WHAT IS NEEDED: Exclude the pictures and return every line exactly as written.

* Start WORKING DATA *

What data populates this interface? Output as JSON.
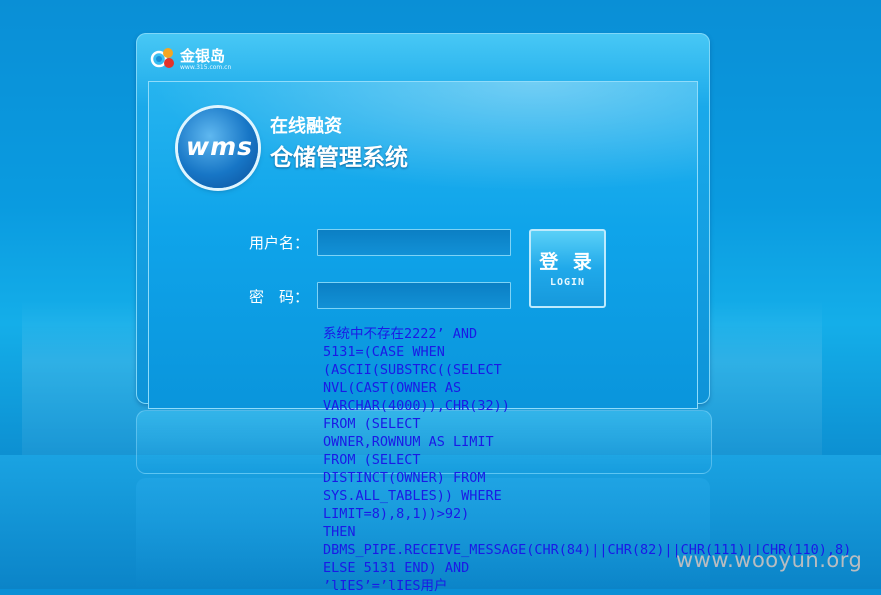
{
  "brand": {
    "name": "金银岛",
    "url": "www.315.com.cn"
  },
  "logo": {
    "text": "wms"
  },
  "header": {
    "subtitle_small": "在线融资",
    "subtitle_large": "仓储管理系统"
  },
  "form": {
    "username_label": "用户名：",
    "username_value": "",
    "password_label": "密　码：",
    "password_value": ""
  },
  "login_button": {
    "label_cn": "登 录",
    "label_en": "LOGIN"
  },
  "error": {
    "lines": [
      "系统中不存在2222’ AND",
      "5131=(CASE WHEN",
      "(ASCII(SUBSTRC((SELECT",
      "NVL(CAST(OWNER AS",
      "VARCHAR(4000)),CHR(32))",
      "FROM (SELECT",
      "OWNER,ROWNUM AS LIMIT",
      "FROM (SELECT",
      "DISTINCT(OWNER) FROM",
      "SYS.ALL_TABLES)) WHERE",
      "LIMIT=8),8,1))>92)",
      "THEN",
      "DBMS_PIPE.RECEIVE_MESSAGE(CHR(84)||CHR(82)||CHR(111)||CHR(110),8)",
      "ELSE 5131 END) AND",
      "’lIES’=’lIES用户"
    ]
  },
  "watermark": {
    "text": "www.wooyun.org"
  },
  "colors": {
    "error_text": "#1a1ae6",
    "panel_accent": "#0d93d8"
  }
}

* End WORKING DATA *

COMPLETE ANSWER:
What data populates this interface? Output as JSON.
{
  "brand": {
    "name": "金银岛",
    "url": "www.315.com.cn"
  },
  "logo": {
    "text": "wms"
  },
  "header": {
    "subtitle_small": "在线融资",
    "subtitle_large": "仓储管理系统"
  },
  "form": {
    "username_label": "用户名：",
    "username_value": "",
    "password_label": "密　码：",
    "password_value": ""
  },
  "login_button": {
    "label_cn": "登 录",
    "label_en": "LOGIN"
  },
  "error": {
    "lines": [
      "系统中不存在2222’ AND",
      "5131=(CASE WHEN",
      "(ASCII(SUBSTRC((SELECT",
      "NVL(CAST(OWNER AS",
      "VARCHAR(4000)),CHR(32))",
      "FROM (SELECT",
      "OWNER,ROWNUM AS LIMIT",
      "FROM (SELECT",
      "DISTINCT(OWNER) FROM",
      "SYS.ALL_TABLES)) WHERE",
      "LIMIT=8),8,1))>92)",
      "THEN",
      "DBMS_PIPE.RECEIVE_MESSAGE(CHR(84)||CHR(82)||CHR(111)||CHR(110),8)",
      "ELSE 5131 END) AND",
      "’lIES’=’lIES用户"
    ]
  },
  "watermark": {
    "text": "www.wooyun.org"
  },
  "colors": {
    "error_text": "#1a1ae6",
    "panel_accent": "#0d93d8"
  }
}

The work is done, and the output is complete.